-- start of INPUT ROWS --
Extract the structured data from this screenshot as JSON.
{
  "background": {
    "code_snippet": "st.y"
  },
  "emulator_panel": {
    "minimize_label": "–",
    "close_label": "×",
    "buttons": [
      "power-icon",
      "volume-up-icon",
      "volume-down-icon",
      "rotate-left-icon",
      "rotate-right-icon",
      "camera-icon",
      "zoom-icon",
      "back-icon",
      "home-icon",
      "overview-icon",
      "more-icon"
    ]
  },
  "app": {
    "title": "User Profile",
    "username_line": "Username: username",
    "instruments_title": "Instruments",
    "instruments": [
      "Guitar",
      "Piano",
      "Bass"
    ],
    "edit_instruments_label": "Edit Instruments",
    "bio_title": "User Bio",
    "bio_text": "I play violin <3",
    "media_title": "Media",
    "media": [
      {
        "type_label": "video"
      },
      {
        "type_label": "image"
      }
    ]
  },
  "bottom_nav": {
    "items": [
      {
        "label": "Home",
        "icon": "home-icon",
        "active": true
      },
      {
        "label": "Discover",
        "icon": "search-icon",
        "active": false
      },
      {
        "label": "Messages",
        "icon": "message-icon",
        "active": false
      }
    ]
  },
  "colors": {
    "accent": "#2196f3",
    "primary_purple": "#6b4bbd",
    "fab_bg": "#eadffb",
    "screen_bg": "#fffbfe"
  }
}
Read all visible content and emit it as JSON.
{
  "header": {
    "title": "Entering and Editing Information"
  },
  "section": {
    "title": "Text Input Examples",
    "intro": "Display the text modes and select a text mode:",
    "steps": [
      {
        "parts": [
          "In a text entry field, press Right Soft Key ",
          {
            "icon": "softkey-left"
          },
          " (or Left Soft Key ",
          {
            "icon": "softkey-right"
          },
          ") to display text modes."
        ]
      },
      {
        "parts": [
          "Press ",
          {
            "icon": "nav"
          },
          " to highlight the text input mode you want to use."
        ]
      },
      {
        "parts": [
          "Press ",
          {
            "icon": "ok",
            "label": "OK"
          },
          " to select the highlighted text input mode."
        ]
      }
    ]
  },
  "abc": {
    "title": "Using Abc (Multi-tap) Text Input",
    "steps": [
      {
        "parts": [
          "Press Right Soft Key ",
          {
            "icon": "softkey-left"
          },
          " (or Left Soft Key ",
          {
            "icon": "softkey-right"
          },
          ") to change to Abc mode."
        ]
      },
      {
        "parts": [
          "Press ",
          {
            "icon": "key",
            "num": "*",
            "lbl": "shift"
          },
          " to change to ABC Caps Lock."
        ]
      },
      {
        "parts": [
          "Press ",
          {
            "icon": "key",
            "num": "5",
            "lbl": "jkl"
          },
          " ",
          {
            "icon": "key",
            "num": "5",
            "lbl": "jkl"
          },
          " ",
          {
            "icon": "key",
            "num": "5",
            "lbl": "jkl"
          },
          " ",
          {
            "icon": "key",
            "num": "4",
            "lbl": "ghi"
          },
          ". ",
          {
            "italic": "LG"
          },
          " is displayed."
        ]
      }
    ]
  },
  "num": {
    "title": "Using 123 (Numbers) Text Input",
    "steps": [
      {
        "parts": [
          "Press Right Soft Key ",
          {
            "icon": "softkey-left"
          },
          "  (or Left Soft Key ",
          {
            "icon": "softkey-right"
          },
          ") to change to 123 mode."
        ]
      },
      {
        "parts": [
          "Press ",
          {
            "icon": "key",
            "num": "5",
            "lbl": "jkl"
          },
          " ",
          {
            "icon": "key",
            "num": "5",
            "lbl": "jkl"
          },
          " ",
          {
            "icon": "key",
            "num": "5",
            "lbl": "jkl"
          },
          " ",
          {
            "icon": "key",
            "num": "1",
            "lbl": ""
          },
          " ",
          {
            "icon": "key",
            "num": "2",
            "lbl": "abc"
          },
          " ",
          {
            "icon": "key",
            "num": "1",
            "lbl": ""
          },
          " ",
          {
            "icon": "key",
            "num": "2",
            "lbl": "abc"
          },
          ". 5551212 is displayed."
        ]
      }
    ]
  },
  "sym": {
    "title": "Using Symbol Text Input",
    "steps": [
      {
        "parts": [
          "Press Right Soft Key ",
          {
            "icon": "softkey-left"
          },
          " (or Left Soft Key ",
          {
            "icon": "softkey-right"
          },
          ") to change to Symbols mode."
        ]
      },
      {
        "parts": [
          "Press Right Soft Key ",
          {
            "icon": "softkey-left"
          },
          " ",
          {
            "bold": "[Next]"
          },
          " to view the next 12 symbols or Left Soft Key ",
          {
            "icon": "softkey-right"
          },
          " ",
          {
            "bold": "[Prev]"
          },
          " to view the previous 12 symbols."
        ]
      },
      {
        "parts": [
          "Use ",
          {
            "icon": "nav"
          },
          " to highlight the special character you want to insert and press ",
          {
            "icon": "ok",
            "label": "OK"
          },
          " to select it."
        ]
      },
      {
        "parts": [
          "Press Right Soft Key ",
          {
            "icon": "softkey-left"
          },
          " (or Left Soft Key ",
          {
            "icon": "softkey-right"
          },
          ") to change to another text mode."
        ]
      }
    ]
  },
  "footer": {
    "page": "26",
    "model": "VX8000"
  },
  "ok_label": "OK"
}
-- end of INPUT ROWS --
▸ THE REQUEST
Write out the full listing, keeping every line exactly as it is.

▸ COMPLETED EXERCISE
Extract the structured data from this screenshot as JSON.
{
  "background": {
    "code_snippet": "st.y"
  },
  "emulator_panel": {
    "minimize_label": "–",
    "close_label": "×",
    "buttons": [
      "power-icon",
      "volume-up-icon",
      "volume-down-icon",
      "rotate-left-icon",
      "rotate-right-icon",
      "camera-icon",
      "zoom-icon",
      "back-icon",
      "home-icon",
      "overview-icon",
      "more-icon"
    ]
  },
  "app": {
    "title": "User Profile",
    "username_line": "Username: username",
    "instruments_title": "Instruments",
    "instruments": [
      "Guitar",
      "Piano",
      "Bass"
    ],
    "edit_instruments_label": "Edit Instruments",
    "bio_title": "User Bio",
    "bio_text": "I play violin <3",
    "media_title": "Media",
    "media": [
      {
        "type_label": "video"
      },
      {
        "type_label": "image"
      }
    ]
  },
  "bottom_nav": {
    "items": [
      {
        "label": "Home",
        "icon": "home-icon",
        "active": true
      },
      {
        "label": "Discover",
        "icon": "search-icon",
        "active": false
      },
      {
        "label": "Messages",
        "icon": "message-icon",
        "active": false
      }
    ]
  },
  "colors": {
    "accent": "#2196f3",
    "primary_purple": "#6b4bbd",
    "fab_bg": "#eadffb",
    "screen_bg": "#fffbfe"
  }
}
Read all visible content and emit it as JSON.
{
  "header": {
    "title": "Entering and Editing Information"
  },
  "section": {
    "title": "Text Input Examples",
    "intro": "Display the text modes and select a text mode:",
    "steps": [
      {
        "parts": [
          "In a text entry field, press Right Soft Key ",
          {
            "icon": "softkey-left"
          },
          " (or Left Soft Key ",
          {
            "icon": "softkey-right"
          },
          ") to display text modes."
        ]
      },
      {
        "parts": [
          "Press ",
          {
            "icon": "nav"
          },
          " to highlight the text input mode you want to use."
        ]
      },
      {
        "parts": [
          "Press ",
          {
            "icon": "ok",
            "label": "OK"
          },
          " to select the highlighted text input mode."
        ]
      }
    ]
  },
  "abc": {
    "title": "Using Abc (Multi-tap) Text Input",
    "steps": [
      {
        "parts": [
          "Press Right Soft Key ",
          {
            "icon": "softkey-left"
          },
          " (or Left Soft Key ",
          {
            "icon": "softkey-right"
          },
          ") to change to Abc mode."
        ]
      },
      {
        "parts": [
          "Press ",
          {
            "icon": "key",
            "num": "*",
            "lbl": "shift"
          },
          " to change to ABC Caps Lock."
        ]
      },
      {
        "parts": [
          "Press ",
          {
            "icon": "key",
            "num": "5",
            "lbl": "jkl"
          },
          " ",
          {
            "icon": "key",
            "num": "5",
            "lbl": "jkl"
          },
          " ",
          {
            "icon": "key",
            "num": "5",
            "lbl": "jkl"
          },
          " ",
          {
            "icon": "key",
            "num": "4",
            "lbl": "ghi"
          },
          ". ",
          {
            "italic": "LG"
          },
          " is displayed."
        ]
      }
    ]
  },
  "num": {
    "title": "Using 123 (Numbers) Text Input",
    "steps": [
      {
        "parts": [
          "Press Right Soft Key ",
          {
            "icon": "softkey-left"
          },
          "  (or Left Soft Key ",
          {
            "icon": "softkey-right"
          },
          ") to change to 123 mode."
        ]
      },
      {
        "parts": [
          "Press ",
          {
            "icon": "key",
            "num": "5",
            "lbl": "jkl"
          },
          " ",
          {
            "icon": "key",
            "num": "5",
            "lbl": "jkl"
          },
          " ",
          {
            "icon": "key",
            "num": "5",
            "lbl": "jkl"
          },
          " ",
          {
            "icon": "key",
            "num": "1",
            "lbl": ""
          },
          " ",
          {
            "icon": "key",
            "num": "2",
            "lbl": "abc"
          },
          " ",
          {
            "icon": "key",
            "num": "1",
            "lbl": ""
          },
          " ",
          {
            "icon": "key",
            "num": "2",
            "lbl": "abc"
          },
          ". 5551212 is displayed."
        ]
      }
    ]
  },
  "sym": {
    "title": "Using Symbol Text Input",
    "steps": [
      {
        "parts": [
          "Press Right Soft Key ",
          {
            "icon": "softkey-left"
          },
          " (or Left Soft Key ",
          {
            "icon": "softkey-right"
          },
          ") to change to Symbols mode."
        ]
      },
      {
        "parts": [
          "Press Right Soft Key ",
          {
            "icon": "softkey-left"
          },
          " ",
          {
            "bold": "[Next]"
          },
          " to view the next 12 symbols or Left Soft Key ",
          {
            "icon": "softkey-right"
          },
          " ",
          {
            "bold": "[Prev]"
          },
          " to view the previous 12 symbols."
        ]
      },
      {
        "parts": [
          "Use ",
          {
            "icon": "nav"
          },
          " to highlight the special character you want to insert and press ",
          {
            "icon": "ok",
            "label": "OK"
          },
          " to select it."
        ]
      },
      {
        "parts": [
          "Press Right Soft Key ",
          {
            "icon": "softkey-left"
          },
          " (or Left Soft Key ",
          {
            "icon": "softkey-right"
          },
          ") to change to another text mode."
        ]
      }
    ]
  },
  "footer": {
    "page": "26",
    "model": "VX8000"
  },
  "ok_label": "OK"
}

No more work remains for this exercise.